**EXERCISE BRIEF:** Print every line of the data below verbatim, with each character, number, sign and bracket unchanged.

**DATA TO USE:**

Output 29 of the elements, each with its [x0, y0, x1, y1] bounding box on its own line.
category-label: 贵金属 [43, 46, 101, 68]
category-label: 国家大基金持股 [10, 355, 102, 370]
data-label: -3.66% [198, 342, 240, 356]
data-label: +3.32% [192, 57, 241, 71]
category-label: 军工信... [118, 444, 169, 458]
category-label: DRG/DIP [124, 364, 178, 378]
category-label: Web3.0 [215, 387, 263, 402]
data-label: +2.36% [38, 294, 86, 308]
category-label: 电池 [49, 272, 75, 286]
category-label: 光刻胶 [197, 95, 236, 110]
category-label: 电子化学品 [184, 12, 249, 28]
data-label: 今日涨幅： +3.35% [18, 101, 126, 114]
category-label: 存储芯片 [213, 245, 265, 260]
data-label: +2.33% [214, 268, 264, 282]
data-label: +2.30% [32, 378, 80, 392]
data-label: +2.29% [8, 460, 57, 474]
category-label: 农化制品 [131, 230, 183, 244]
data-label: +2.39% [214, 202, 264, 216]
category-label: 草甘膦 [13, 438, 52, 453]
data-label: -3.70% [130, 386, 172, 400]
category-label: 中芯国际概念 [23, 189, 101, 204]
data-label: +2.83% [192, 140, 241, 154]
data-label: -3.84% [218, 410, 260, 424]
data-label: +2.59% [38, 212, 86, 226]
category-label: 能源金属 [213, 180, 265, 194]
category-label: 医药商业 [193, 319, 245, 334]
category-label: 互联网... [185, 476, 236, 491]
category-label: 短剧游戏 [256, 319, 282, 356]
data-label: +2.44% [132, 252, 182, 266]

**COMPLETED EXERCISE:**
Output 29 of the elements, each with its [x0, y0, x1, y1] bounding box on its own line.
category-label: 贵金属 [43, 46, 101, 68]
category-label: 国家大基金持股 [10, 355, 102, 370]
data-label: -3.66% [198, 342, 240, 356]
data-label: +3.32% [192, 57, 241, 71]
category-label: 军工信... [118, 444, 169, 458]
category-label: DRG/DIP [124, 364, 178, 378]
category-label: Web3.0 [215, 387, 263, 402]
data-label: +2.36% [38, 294, 86, 308]
category-label: 电池 [49, 272, 75, 286]
category-label: 光刻胶 [197, 95, 236, 110]
category-label: 电子化学品 [184, 12, 249, 28]
data-label: 今日涨幅： +3.35% [18, 101, 126, 114]
category-label: 存储芯片 [213, 245, 265, 260]
data-label: +2.33% [214, 268, 264, 282]
data-label: +2.30% [32, 378, 80, 392]
data-label: +2.29% [8, 460, 57, 474]
category-label: 农化制品 [131, 230, 183, 244]
data-label: +2.39% [214, 202, 264, 216]
category-label: 草甘膦 [13, 438, 52, 453]
data-label: -3.70% [130, 386, 172, 400]
category-label: 中芯国际概念 [23, 189, 101, 204]
data-label: +2.83% [192, 140, 241, 154]
data-label: -3.84% [218, 410, 260, 424]
data-label: +2.59% [38, 212, 86, 226]
category-label: 能源金属 [213, 180, 265, 194]
category-label: 医药商业 [193, 319, 245, 334]
category-label: 互联网... [185, 476, 236, 491]
category-label: 短剧游戏 [256, 319, 282, 356]
data-label: +2.44% [132, 252, 182, 266]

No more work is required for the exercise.